== Records for this exercise
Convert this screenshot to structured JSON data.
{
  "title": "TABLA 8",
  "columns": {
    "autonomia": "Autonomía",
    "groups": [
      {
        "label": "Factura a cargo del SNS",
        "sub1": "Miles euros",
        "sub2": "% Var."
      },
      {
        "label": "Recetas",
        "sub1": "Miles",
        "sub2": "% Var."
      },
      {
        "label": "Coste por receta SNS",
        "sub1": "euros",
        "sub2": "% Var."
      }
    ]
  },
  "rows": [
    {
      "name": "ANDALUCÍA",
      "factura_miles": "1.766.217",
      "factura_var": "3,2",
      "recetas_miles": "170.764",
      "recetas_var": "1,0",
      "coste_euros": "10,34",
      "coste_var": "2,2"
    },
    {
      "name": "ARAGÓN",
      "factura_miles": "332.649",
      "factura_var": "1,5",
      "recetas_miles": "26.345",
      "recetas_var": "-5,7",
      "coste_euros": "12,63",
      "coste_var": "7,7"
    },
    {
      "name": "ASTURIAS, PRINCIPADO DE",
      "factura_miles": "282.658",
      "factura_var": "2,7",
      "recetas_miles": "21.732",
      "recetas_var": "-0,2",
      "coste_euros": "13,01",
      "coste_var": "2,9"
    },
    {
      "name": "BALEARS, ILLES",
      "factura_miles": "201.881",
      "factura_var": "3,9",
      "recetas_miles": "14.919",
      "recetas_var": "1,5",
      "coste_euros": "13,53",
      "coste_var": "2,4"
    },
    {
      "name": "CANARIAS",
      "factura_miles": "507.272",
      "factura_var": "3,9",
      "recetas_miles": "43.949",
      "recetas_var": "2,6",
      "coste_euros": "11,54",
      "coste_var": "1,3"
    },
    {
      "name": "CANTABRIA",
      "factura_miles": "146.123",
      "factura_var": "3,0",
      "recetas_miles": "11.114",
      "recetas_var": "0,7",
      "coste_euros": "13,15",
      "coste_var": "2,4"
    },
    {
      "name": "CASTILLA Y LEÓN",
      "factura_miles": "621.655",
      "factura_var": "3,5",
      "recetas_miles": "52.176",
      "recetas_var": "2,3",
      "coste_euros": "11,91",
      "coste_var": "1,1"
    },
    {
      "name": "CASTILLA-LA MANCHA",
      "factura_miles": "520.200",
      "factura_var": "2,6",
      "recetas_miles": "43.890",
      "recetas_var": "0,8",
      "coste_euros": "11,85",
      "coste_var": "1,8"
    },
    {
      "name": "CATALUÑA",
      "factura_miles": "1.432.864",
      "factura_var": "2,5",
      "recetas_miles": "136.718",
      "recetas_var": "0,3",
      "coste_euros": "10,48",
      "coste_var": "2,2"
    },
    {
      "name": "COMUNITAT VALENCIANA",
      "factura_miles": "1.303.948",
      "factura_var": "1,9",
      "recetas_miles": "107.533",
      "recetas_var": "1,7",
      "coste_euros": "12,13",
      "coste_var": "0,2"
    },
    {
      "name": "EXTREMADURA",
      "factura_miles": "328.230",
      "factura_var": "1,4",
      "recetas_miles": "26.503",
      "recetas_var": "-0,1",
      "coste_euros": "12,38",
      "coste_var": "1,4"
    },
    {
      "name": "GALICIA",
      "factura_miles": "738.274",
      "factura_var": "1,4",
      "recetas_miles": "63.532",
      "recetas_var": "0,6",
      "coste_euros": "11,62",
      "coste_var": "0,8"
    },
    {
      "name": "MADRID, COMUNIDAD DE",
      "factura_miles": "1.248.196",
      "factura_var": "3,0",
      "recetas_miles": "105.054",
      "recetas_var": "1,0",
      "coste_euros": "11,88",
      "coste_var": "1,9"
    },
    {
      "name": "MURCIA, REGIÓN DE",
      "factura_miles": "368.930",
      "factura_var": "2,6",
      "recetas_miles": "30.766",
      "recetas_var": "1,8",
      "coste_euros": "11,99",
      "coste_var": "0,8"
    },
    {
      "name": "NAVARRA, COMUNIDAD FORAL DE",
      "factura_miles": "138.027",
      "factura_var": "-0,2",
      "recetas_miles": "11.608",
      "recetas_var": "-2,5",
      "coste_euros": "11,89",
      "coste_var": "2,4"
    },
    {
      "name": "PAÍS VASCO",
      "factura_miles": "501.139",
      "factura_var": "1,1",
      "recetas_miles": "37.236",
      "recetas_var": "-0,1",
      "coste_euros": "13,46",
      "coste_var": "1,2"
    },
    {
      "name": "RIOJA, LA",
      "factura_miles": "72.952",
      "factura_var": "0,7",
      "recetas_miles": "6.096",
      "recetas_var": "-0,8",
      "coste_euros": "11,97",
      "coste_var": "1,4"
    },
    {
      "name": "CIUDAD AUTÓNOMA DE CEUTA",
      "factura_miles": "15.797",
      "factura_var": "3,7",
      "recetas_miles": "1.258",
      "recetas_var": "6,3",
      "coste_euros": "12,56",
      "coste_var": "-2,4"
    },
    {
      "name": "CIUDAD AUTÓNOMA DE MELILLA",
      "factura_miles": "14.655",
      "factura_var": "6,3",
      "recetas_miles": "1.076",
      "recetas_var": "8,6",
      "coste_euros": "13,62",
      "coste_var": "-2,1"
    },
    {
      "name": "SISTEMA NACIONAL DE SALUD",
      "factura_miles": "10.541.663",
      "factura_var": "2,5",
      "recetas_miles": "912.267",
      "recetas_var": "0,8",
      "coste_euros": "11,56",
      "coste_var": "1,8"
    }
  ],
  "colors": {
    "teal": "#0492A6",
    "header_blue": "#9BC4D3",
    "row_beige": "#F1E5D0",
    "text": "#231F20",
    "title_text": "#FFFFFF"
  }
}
====
Work to be completed:
Print all the data exactly.

The output:
Convert this screenshot to structured JSON data.
{
  "title": "TABLA 8",
  "columns": {
    "autonomia": "Autonomía",
    "groups": [
      {
        "label": "Factura a cargo del SNS",
        "sub1": "Miles euros",
        "sub2": "% Var."
      },
      {
        "label": "Recetas",
        "sub1": "Miles",
        "sub2": "% Var."
      },
      {
        "label": "Coste por receta SNS",
        "sub1": "euros",
        "sub2": "% Var."
      }
    ]
  },
  "rows": [
    {
      "name": "ANDALUCÍA",
      "factura_miles": "1.766.217",
      "factura_var": "3,2",
      "recetas_miles": "170.764",
      "recetas_var": "1,0",
      "coste_euros": "10,34",
      "coste_var": "2,2"
    },
    {
      "name": "ARAGÓN",
      "factura_miles": "332.649",
      "factura_var": "1,5",
      "recetas_miles": "26.345",
      "recetas_var": "-5,7",
      "coste_euros": "12,63",
      "coste_var": "7,7"
    },
    {
      "name": "ASTURIAS, PRINCIPADO DE",
      "factura_miles": "282.658",
      "factura_var": "2,7",
      "recetas_miles": "21.732",
      "recetas_var": "-0,2",
      "coste_euros": "13,01",
      "coste_var": "2,9"
    },
    {
      "name": "BALEARS, ILLES",
      "factura_miles": "201.881",
      "factura_var": "3,9",
      "recetas_miles": "14.919",
      "recetas_var": "1,5",
      "coste_euros": "13,53",
      "coste_var": "2,4"
    },
    {
      "name": "CANARIAS",
      "factura_miles": "507.272",
      "factura_var": "3,9",
      "recetas_miles": "43.949",
      "recetas_var": "2,6",
      "coste_euros": "11,54",
      "coste_var": "1,3"
    },
    {
      "name": "CANTABRIA",
      "factura_miles": "146.123",
      "factura_var": "3,0",
      "recetas_miles": "11.114",
      "recetas_var": "0,7",
      "coste_euros": "13,15",
      "coste_var": "2,4"
    },
    {
      "name": "CASTILLA Y LEÓN",
      "factura_miles": "621.655",
      "factura_var": "3,5",
      "recetas_miles": "52.176",
      "recetas_var": "2,3",
      "coste_euros": "11,91",
      "coste_var": "1,1"
    },
    {
      "name": "CASTILLA-LA MANCHA",
      "factura_miles": "520.200",
      "factura_var": "2,6",
      "recetas_miles": "43.890",
      "recetas_var": "0,8",
      "coste_euros": "11,85",
      "coste_var": "1,8"
    },
    {
      "name": "CATALUÑA",
      "factura_miles": "1.432.864",
      "factura_var": "2,5",
      "recetas_miles": "136.718",
      "recetas_var": "0,3",
      "coste_euros": "10,48",
      "coste_var": "2,2"
    },
    {
      "name": "COMUNITAT VALENCIANA",
      "factura_miles": "1.303.948",
      "factura_var": "1,9",
      "recetas_miles": "107.533",
      "recetas_var": "1,7",
      "coste_euros": "12,13",
      "coste_var": "0,2"
    },
    {
      "name": "EXTREMADURA",
      "factura_miles": "328.230",
      "factura_var": "1,4",
      "recetas_miles": "26.503",
      "recetas_var": "-0,1",
      "coste_euros": "12,38",
      "coste_var": "1,4"
    },
    {
      "name": "GALICIA",
      "factura_miles": "738.274",
      "factura_var": "1,4",
      "recetas_miles": "63.532",
      "recetas_var": "0,6",
      "coste_euros": "11,62",
      "coste_var": "0,8"
    },
    {
      "name": "MADRID, COMUNIDAD DE",
      "factura_miles": "1.248.196",
      "factura_var": "3,0",
      "recetas_miles": "105.054",
      "recetas_var": "1,0",
      "coste_euros": "11,88",
      "coste_var": "1,9"
    },
    {
      "name": "MURCIA, REGIÓN DE",
      "factura_miles": "368.930",
      "factura_var": "2,6",
      "recetas_miles": "30.766",
      "recetas_var": "1,8",
      "coste_euros": "11,99",
      "coste_var": "0,8"
    },
    {
      "name": "NAVARRA, COMUNIDAD FORAL DE",
      "factura_miles": "138.027",
      "factura_var": "-0,2",
      "recetas_miles": "11.608",
      "recetas_var": "-2,5",
      "coste_euros": "11,89",
      "coste_var": "2,4"
    },
    {
      "name": "PAÍS VASCO",
      "factura_miles": "501.139",
      "factura_var": "1,1",
      "recetas_miles": "37.236",
      "recetas_var": "-0,1",
      "coste_euros": "13,46",
      "coste_var": "1,2"
    },
    {
      "name": "RIOJA, LA",
      "factura_miles": "72.952",
      "factura_var": "0,7",
      "recetas_miles": "6.096",
      "recetas_var": "-0,8",
      "coste_euros": "11,97",
      "coste_var": "1,4"
    },
    {
      "name": "CIUDAD AUTÓNOMA DE CEUTA",
      "factura_miles": "15.797",
      "factura_var": "3,7",
      "recetas_miles": "1.258",
      "recetas_var": "6,3",
      "coste_euros": "12,56",
      "coste_var": "-2,4"
    },
    {
      "name": "CIUDAD AUTÓNOMA DE MELILLA",
      "factura_miles": "14.655",
      "factura_var": "6,3",
      "recetas_miles": "1.076",
      "recetas_var": "8,6",
      "coste_euros": "13,62",
      "coste_var": "-2,1"
    },
    {
      "name": "SISTEMA NACIONAL DE SALUD",
      "factura_miles": "10.541.663",
      "factura_var": "2,5",
      "recetas_miles": "912.267",
      "recetas_var": "0,8",
      "coste_euros": "11,56",
      "coste_var": "1,8"
    }
  ],
  "colors": {
    "teal": "#0492A6",
    "header_blue": "#9BC4D3",
    "row_beige": "#F1E5D0",
    "text": "#231F20",
    "title_text": "#FFFFFF"
  }
}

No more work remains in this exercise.